**WHAT THE TASK REQUIRES:** Each line containing the word "удельный" needs to be copied.

Recorded data:
****************************************

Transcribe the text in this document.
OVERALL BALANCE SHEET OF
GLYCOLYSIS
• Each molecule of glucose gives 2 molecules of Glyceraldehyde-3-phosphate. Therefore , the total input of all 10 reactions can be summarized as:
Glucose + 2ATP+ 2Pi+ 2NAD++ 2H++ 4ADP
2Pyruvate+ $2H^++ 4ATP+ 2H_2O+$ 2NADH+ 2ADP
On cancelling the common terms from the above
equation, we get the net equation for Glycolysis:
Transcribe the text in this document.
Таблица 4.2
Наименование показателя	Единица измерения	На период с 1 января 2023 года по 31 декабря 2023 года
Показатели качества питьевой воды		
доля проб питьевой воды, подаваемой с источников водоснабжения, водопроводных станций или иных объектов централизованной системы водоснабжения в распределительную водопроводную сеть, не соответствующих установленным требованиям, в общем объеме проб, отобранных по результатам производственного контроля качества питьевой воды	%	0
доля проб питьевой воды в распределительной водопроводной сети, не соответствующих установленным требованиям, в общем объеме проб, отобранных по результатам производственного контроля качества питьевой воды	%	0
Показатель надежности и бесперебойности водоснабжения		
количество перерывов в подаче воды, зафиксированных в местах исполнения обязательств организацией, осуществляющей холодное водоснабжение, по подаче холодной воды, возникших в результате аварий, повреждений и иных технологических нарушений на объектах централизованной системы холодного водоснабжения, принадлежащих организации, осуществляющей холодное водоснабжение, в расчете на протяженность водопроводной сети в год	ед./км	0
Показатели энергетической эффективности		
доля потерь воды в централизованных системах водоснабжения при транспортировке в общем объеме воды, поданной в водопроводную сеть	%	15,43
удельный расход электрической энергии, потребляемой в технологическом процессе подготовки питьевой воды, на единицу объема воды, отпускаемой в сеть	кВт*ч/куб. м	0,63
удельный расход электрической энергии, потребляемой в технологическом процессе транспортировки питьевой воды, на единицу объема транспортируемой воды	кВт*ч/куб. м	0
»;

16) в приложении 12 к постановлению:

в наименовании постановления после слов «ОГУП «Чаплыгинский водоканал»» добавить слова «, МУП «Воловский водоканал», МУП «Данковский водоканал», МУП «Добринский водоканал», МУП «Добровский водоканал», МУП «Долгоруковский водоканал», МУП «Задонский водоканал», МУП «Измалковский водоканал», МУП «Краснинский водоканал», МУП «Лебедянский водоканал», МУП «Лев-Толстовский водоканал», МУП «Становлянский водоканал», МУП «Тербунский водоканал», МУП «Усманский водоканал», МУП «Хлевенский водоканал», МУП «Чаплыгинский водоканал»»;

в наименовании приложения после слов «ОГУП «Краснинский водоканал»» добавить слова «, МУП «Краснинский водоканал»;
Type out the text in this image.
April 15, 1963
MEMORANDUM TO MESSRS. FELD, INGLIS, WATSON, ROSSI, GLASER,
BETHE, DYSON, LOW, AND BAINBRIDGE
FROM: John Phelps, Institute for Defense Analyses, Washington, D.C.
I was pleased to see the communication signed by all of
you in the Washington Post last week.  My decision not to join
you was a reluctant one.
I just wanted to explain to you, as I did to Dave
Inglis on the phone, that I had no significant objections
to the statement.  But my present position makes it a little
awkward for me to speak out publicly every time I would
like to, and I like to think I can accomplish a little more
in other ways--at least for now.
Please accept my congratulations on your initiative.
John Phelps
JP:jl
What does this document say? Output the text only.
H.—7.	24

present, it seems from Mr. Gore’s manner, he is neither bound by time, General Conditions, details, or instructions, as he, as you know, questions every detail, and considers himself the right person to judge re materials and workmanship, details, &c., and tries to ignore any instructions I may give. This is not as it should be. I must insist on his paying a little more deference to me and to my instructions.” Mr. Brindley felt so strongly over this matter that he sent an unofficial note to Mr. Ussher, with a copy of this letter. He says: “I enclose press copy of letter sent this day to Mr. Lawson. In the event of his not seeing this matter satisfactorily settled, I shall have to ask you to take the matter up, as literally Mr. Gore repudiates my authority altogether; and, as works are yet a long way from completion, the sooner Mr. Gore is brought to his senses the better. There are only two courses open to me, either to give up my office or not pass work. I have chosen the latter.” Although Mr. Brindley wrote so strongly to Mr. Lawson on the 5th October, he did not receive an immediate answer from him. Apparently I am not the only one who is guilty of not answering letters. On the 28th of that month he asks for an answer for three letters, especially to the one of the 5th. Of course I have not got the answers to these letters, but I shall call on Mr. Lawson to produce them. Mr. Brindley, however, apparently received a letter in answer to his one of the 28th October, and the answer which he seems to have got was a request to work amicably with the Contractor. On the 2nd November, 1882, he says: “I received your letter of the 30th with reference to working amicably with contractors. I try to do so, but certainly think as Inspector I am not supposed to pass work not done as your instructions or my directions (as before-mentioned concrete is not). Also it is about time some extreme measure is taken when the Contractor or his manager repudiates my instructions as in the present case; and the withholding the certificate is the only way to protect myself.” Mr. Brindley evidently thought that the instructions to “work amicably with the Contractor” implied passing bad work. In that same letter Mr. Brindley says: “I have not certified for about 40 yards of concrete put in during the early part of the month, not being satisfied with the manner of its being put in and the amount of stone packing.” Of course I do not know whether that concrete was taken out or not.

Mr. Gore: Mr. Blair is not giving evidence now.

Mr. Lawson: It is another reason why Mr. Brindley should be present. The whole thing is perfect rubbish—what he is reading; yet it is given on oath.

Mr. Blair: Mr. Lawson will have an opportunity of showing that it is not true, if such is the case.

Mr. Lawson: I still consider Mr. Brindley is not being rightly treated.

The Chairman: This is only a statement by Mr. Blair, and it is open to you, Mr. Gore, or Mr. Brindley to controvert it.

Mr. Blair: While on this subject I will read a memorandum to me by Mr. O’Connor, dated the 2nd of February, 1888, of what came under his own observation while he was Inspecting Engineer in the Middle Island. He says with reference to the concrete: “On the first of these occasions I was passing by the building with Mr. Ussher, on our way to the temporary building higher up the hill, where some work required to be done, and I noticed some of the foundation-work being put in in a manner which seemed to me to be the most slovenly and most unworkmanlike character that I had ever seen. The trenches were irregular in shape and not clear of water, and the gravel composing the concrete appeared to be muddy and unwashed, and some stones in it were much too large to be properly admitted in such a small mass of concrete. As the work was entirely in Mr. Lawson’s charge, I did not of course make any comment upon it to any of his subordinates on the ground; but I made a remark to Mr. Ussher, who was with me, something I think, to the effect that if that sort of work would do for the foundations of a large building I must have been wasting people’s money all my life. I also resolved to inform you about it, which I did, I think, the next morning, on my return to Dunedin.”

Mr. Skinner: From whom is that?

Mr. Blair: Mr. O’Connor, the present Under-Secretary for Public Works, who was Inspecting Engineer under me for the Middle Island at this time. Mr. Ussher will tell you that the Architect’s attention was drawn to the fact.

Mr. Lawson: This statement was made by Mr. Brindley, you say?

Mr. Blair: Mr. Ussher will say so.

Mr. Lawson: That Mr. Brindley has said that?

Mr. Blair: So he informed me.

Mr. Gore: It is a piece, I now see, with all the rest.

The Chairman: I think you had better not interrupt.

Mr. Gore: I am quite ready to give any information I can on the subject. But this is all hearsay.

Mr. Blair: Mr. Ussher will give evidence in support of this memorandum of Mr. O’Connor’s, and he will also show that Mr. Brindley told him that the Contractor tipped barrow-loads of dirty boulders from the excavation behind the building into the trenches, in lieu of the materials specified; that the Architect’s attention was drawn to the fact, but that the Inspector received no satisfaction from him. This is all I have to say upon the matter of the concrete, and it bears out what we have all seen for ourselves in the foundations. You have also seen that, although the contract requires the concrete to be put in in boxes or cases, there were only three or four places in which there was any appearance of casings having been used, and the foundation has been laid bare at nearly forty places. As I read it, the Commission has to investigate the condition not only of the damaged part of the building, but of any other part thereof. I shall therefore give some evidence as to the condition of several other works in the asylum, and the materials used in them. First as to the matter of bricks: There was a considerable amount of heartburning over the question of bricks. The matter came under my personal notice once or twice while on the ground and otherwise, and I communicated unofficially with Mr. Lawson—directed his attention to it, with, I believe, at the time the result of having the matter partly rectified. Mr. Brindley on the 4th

****************************************

**ANSWER:**
удельный расход электрической энергии, потребляемой в технологическом процессе подготовки питьевой воды, на единицу объема воды, отпускаемой в сеть	кВт*ч/куб. м	0,63
удельный расход электрической энергии, потребляемой в технологическом процессе транспортировки питьевой воды, на единицу объема транспортируемой воды	кВт*ч/куб. м	0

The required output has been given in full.